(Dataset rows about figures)
======
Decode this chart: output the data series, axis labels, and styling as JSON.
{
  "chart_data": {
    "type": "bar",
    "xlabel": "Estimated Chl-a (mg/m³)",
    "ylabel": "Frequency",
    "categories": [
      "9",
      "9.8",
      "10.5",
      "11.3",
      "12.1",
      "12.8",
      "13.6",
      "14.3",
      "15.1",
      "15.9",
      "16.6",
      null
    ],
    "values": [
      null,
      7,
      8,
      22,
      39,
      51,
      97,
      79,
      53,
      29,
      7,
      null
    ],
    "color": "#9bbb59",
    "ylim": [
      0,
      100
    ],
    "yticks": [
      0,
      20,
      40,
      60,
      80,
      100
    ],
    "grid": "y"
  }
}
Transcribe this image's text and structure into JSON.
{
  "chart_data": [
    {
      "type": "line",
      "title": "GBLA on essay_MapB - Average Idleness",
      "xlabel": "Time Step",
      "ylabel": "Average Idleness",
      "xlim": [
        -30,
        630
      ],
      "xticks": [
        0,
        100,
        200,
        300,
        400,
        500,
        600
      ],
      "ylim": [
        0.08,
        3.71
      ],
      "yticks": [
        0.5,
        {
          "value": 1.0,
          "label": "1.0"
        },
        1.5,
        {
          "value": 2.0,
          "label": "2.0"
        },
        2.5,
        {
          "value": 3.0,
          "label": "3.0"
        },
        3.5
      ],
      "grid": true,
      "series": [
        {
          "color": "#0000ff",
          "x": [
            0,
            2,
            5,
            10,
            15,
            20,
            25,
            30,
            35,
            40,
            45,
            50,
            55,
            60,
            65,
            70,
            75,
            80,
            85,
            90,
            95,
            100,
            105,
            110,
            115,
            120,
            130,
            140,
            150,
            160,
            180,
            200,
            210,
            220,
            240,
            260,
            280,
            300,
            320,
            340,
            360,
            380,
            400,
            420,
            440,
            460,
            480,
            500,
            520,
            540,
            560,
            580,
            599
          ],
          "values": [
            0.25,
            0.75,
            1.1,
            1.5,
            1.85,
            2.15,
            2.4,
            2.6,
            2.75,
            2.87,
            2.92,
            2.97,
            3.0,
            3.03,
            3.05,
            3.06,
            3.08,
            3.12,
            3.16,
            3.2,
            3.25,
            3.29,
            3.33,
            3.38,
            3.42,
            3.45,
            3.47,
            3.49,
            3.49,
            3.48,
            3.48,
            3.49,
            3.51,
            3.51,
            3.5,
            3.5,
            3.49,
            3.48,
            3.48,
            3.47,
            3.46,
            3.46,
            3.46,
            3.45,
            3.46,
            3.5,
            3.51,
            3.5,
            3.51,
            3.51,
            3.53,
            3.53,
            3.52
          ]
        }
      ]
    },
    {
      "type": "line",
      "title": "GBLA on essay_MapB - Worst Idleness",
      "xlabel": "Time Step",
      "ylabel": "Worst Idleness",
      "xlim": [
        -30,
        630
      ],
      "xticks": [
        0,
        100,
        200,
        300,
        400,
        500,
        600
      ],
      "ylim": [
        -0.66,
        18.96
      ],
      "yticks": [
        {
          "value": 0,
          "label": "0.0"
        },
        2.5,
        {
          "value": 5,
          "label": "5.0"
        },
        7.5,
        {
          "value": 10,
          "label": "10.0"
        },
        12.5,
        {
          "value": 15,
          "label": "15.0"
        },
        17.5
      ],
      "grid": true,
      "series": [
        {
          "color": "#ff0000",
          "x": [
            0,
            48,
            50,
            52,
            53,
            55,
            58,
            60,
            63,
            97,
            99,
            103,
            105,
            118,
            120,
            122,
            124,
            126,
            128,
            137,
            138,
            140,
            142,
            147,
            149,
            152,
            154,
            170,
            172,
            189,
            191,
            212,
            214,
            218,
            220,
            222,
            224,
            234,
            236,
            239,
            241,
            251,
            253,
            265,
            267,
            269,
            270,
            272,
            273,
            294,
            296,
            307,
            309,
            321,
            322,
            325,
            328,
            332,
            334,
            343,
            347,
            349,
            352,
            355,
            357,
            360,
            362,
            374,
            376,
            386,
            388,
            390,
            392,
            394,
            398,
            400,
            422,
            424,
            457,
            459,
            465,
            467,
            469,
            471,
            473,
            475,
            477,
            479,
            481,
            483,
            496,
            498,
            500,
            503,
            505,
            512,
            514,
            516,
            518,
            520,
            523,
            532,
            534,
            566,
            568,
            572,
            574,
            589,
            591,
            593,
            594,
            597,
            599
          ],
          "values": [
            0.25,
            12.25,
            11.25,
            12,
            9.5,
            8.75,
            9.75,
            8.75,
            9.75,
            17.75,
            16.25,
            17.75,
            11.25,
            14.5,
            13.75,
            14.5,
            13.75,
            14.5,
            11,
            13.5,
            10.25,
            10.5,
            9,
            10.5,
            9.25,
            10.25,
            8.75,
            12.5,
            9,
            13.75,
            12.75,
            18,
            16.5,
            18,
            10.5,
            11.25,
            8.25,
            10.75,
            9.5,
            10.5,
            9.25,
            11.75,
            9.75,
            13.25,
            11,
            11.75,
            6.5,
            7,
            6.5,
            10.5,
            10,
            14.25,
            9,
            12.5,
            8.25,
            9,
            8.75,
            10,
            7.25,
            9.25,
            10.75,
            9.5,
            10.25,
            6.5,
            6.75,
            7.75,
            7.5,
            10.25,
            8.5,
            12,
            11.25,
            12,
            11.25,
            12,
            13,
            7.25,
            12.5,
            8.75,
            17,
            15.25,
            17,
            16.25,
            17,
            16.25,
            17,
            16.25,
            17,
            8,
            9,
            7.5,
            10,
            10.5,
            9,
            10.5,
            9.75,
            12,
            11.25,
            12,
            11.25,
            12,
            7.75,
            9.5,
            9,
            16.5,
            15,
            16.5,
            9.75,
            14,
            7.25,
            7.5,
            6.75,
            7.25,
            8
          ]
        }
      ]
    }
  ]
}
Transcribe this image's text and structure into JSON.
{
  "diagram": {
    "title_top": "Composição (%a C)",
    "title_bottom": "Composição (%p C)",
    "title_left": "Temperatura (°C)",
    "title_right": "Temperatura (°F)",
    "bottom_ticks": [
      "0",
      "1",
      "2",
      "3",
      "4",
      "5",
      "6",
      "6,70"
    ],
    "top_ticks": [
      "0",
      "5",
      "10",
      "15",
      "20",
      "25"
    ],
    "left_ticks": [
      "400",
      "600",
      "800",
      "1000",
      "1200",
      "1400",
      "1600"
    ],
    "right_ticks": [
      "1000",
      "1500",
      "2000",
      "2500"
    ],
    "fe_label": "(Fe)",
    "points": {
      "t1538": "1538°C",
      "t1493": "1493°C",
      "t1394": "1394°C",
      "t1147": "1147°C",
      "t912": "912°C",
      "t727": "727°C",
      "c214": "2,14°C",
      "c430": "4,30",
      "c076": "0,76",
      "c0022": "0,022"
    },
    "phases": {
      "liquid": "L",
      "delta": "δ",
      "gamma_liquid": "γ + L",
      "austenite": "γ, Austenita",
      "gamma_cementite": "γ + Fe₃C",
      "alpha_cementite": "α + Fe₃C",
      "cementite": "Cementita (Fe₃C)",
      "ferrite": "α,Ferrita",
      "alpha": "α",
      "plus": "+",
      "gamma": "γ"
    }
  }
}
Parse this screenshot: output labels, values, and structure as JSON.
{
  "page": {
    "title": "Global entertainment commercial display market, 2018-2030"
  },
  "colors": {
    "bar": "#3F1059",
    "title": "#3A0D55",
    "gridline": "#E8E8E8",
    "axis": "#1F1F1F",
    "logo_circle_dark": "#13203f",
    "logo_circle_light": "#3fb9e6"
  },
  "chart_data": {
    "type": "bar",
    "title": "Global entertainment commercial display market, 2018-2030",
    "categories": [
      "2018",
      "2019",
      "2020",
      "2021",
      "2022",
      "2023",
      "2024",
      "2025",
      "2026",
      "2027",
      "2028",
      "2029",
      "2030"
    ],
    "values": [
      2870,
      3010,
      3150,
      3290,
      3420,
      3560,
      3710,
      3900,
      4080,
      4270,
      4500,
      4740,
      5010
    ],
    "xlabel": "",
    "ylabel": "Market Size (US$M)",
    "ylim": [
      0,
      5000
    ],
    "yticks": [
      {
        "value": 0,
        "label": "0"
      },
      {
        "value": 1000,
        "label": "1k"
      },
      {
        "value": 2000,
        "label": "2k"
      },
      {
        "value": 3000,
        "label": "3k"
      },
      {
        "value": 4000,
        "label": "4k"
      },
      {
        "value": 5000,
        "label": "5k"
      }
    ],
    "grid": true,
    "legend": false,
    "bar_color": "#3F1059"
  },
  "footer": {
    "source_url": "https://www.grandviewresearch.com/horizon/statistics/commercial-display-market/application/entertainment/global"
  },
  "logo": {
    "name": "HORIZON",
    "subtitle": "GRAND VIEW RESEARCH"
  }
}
======
Go through the listing above and report how many of its lines contain the word "GBLA", with only the number as output.

__TASK OUTPUT__:
2